* Yazılı Görev
Lütfen kaynak metinde "3065 sayılı Katma" ifadesiyle başlayıp "kuralına yer verilmiştir." ifadesiyle biten kısmı aynen kopyalayın.

* Kaynak Metin
3065 sayılı Katma Değer Vergisi Kanunu'nun 27. maddesinde; " 1. Bedeli bulunmayan veya bilinmeyen işlemler ile bedelin mal, menfaat, hizmet gibi paradan başka değerler olması halinde matrah, işlemin mahiyetine göre emsal bedeli veya emsal ücretidir.2. Bedelin emsal bedeline veya emsal ücretine göre açık bir şekilde düşük olduğu ve bu düşüklüğün mükellefçe haklı bir sebeple açıklanamadığı hallerde de, matrah olarak emsal bedeli veya emsal ücreti esas alınır. 3. Emsal bedeli ve emsal ücreti Vergi Usul Kanunu hükümlerine göre tespit olunur.4. Katma değer vergisi uygulaması bakımından emsal bedelin tayininde genel idare giderleri ve genel giderlerden mamule düşen hissenin bedele katılması mecburidir." kuralına yer verilmiştir.
Belirtilen yasa kurallarında, ticari ve sınai faaliyete bağlı olarak doğan kazanç, ticari kazanç olarak tanımlanmış; gayrimenkul alım, satım ve inşa işlerinin devamlı olması halinde faaliyet ticari faaliyet, kazanç da ticari kazanç olarak değerlendirilmiştir. Buradaki ayırıcı özellik olan faaliyetin devamlılık arzetmesi için, gayrimenkul alım satım işlerinin bir vergilendirme döneminde birden fazla olması veya birden fazla vergilendirme döneminde devam etmesi gerekmektedir. Devamlılık unsurunun gerçekleşmesi durumunda, faaliyetin bir organizasyon çerçevesinde yapıldığının da kabulü zorunludur.

* Verilen Malzeme
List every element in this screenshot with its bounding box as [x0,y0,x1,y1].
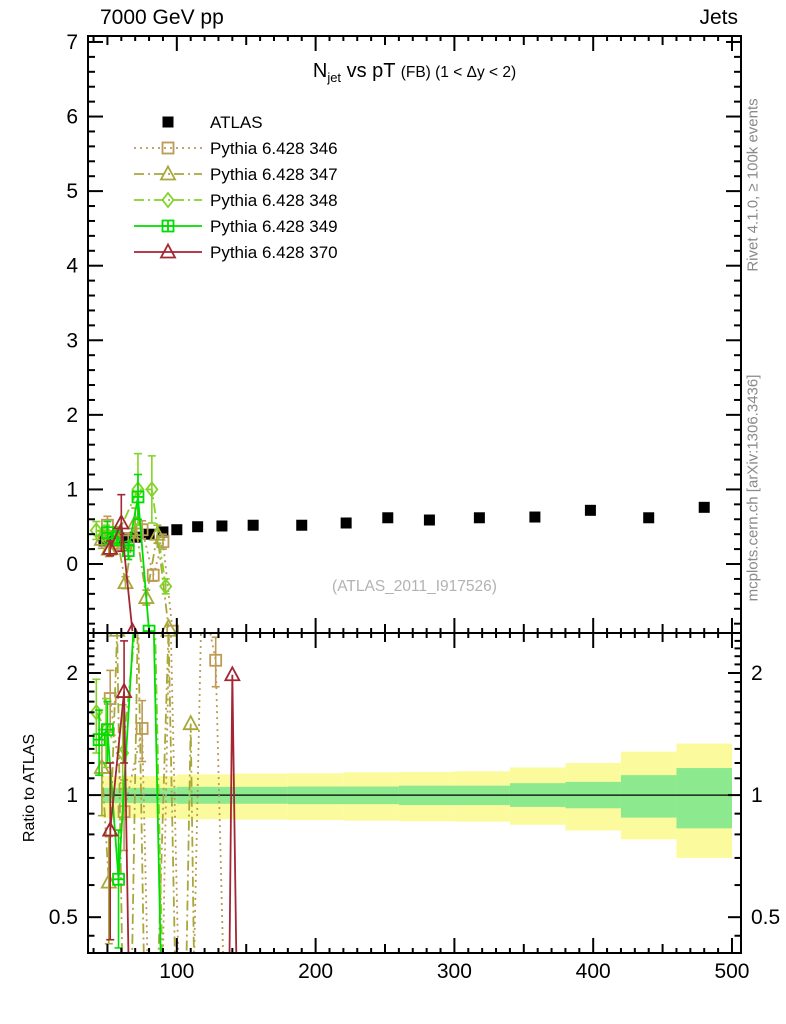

* * *

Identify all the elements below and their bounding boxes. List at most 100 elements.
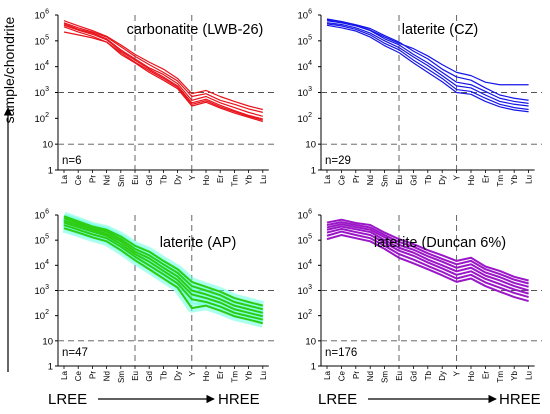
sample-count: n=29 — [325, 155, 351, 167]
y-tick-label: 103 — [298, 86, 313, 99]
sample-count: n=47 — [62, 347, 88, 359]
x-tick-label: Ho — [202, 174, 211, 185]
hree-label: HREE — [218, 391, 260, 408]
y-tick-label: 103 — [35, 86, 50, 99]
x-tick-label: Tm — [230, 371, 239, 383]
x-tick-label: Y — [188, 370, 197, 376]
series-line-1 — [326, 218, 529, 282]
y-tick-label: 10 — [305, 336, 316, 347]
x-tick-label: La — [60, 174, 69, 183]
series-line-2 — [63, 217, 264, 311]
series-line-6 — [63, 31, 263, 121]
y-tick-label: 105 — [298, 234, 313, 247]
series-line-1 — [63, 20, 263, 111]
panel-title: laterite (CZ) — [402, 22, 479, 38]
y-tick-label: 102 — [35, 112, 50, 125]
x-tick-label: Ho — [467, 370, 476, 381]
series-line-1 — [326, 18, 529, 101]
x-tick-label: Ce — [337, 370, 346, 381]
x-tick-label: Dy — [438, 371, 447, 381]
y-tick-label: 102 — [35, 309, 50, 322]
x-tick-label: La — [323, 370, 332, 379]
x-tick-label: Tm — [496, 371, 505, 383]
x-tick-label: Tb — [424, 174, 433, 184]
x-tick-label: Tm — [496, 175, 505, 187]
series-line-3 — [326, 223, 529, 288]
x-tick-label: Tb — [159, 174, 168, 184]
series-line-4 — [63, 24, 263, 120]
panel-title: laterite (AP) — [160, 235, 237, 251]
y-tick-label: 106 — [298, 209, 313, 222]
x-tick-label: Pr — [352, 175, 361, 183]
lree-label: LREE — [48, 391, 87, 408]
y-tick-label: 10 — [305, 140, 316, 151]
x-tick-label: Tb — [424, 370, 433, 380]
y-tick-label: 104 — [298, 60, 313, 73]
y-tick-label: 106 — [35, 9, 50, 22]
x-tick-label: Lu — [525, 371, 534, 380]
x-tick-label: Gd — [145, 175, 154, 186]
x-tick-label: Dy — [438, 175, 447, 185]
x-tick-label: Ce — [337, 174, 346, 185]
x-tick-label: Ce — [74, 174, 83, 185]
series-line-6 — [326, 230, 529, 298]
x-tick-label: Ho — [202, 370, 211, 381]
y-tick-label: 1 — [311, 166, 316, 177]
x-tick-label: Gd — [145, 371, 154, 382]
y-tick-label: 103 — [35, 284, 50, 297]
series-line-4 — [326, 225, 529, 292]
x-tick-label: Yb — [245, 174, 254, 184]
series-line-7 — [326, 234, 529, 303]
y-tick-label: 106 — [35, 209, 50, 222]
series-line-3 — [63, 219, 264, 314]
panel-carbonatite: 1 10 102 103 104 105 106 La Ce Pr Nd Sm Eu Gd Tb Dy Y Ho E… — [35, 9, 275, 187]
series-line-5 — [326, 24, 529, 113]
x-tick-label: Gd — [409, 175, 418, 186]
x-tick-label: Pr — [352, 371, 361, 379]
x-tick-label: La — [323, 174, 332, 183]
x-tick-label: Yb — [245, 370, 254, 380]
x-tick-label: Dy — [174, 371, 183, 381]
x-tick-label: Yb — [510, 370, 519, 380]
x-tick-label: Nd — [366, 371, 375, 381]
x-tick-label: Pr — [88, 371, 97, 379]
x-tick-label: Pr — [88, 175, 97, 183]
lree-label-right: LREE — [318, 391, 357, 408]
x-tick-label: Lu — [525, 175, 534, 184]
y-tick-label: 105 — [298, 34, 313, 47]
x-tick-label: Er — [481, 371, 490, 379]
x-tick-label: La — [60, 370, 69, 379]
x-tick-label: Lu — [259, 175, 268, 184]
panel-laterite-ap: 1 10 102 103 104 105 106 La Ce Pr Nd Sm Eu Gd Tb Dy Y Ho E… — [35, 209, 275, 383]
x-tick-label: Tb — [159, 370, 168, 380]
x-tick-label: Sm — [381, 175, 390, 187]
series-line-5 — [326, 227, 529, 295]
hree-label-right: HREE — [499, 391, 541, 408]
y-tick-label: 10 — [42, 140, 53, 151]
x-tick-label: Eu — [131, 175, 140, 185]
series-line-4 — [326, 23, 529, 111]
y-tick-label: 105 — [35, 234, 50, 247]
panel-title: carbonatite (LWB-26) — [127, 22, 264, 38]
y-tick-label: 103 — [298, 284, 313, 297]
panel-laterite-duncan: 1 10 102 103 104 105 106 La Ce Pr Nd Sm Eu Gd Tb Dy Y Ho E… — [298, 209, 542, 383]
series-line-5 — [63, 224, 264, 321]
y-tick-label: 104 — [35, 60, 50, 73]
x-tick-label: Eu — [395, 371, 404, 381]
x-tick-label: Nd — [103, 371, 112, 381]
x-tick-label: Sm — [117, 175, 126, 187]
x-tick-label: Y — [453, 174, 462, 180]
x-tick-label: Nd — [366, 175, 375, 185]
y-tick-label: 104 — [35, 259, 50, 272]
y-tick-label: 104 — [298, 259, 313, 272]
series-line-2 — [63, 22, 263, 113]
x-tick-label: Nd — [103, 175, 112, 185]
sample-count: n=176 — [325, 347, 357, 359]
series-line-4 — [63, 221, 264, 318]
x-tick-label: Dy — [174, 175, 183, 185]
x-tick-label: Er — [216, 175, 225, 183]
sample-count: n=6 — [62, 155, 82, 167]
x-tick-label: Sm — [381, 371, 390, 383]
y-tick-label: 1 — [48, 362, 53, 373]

* * *

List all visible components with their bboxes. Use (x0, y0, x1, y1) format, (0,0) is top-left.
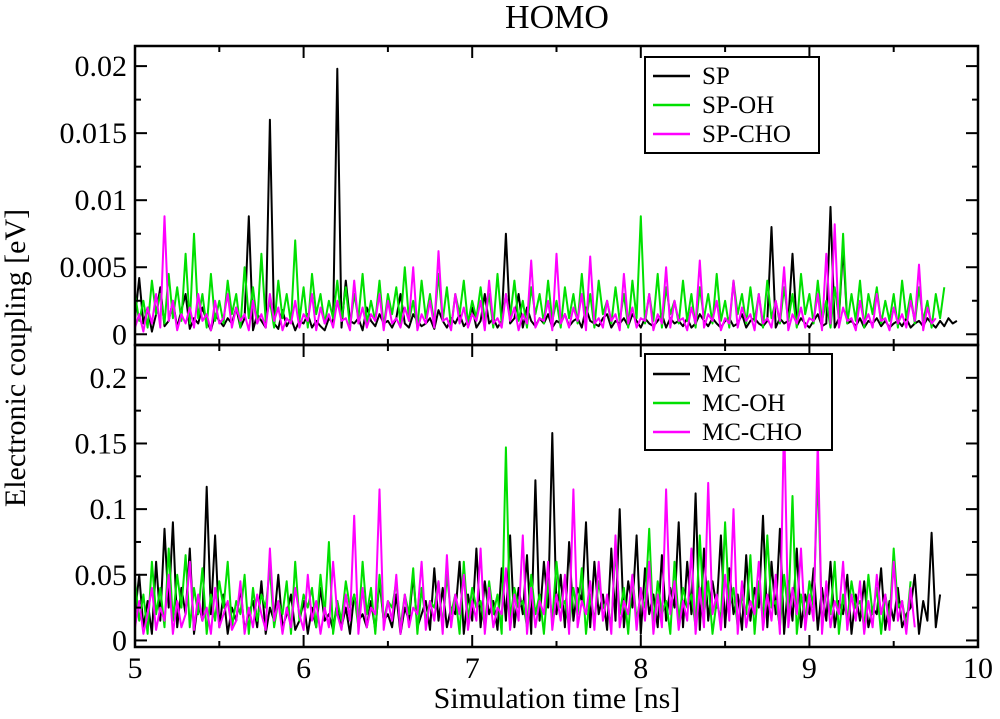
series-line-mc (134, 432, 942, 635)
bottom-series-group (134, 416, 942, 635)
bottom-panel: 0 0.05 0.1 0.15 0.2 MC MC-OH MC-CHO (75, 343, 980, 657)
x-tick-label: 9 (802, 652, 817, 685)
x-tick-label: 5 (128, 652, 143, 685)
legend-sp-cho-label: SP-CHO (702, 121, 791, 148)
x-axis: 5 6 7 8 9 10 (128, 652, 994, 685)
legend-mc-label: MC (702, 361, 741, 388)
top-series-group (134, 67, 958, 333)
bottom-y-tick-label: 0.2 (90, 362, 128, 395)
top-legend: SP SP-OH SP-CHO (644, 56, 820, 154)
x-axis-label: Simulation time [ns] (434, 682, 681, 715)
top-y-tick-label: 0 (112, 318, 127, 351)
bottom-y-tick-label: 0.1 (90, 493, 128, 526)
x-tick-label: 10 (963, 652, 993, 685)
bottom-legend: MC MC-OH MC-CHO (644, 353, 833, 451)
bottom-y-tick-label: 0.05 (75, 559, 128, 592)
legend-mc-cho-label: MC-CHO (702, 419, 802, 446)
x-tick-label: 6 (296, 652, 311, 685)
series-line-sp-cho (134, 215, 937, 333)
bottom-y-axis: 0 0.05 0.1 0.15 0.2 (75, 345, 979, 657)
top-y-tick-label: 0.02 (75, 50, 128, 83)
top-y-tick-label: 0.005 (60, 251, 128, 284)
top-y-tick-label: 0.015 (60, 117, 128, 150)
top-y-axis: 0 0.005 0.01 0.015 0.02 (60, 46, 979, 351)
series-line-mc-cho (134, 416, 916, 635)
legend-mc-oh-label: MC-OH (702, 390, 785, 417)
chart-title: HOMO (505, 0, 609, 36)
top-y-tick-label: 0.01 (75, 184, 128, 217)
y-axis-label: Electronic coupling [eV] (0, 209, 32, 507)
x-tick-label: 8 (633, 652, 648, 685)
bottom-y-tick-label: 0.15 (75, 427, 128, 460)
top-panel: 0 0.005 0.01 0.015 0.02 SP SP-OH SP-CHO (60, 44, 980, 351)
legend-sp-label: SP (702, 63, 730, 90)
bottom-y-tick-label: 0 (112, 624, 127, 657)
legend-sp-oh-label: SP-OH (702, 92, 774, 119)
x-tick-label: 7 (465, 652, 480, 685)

* Alıştırma Çıktısı
3065 sayılı Katma Değer Vergisi Kanunu'nun 27. maddesinde; " 1. Bedeli bulunmayan veya bilinmeyen işlemler ile bedelin mal, menfaat, hizmet gibi paradan başka değerler olması halinde matrah, işlemin mahiyetine göre emsal bedeli veya emsal ücretidir.2. Bedelin emsal bedeline veya emsal ücretine göre açık bir şekilde düşük olduğu ve bu düşüklüğün mükellefçe haklı bir sebeple açıklanamadığı hallerde de, matrah olarak emsal bedeli veya emsal ücreti esas alınır. 3. Emsal bedeli ve emsal ücreti Vergi Usul Kanunu hükümlerine göre tespit olunur.4. Katma değer vergisi uygulaması bakımından emsal bedelin tayininde genel idare giderleri ve genel giderlerden mamule düşen hissenin bedele katılması mecburidir." kuralına yer verilmiştir.